# start of Provided records

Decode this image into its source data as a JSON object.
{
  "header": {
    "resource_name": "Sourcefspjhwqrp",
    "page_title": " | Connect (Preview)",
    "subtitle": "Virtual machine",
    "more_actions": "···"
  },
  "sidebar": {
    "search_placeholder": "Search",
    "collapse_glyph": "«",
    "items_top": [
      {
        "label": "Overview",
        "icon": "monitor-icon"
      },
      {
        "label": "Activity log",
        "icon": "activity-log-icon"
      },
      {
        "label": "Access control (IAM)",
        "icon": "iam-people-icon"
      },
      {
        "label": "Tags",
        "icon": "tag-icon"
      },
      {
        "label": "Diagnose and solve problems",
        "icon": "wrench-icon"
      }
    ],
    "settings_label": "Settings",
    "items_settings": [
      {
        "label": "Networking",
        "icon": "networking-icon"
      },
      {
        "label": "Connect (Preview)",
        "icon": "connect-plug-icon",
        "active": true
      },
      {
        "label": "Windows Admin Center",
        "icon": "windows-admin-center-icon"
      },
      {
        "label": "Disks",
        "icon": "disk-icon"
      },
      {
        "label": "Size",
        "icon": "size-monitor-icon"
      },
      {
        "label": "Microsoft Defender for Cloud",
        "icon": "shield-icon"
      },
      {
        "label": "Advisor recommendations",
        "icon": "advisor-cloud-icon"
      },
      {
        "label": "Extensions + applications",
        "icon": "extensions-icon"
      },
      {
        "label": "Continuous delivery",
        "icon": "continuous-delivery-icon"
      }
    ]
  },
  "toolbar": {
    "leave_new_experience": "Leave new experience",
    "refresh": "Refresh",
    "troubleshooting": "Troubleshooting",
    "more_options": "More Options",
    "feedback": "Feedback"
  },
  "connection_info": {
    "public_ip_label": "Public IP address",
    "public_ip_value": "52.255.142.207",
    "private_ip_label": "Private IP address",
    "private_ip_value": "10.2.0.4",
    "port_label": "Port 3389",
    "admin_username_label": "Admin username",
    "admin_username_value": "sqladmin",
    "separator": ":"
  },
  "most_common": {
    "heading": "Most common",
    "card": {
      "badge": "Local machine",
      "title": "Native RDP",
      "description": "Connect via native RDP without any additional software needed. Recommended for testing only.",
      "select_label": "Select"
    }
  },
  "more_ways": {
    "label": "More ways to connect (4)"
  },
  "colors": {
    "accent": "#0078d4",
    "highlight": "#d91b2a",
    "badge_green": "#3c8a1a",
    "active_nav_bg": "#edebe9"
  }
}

# end of Provided records

— What the task asks —
From the entries above, pull out each line that includes "Preview".

— Expected answer —
    "page_title": " | Connect (Preview)",
        "label": "Connect (Preview)",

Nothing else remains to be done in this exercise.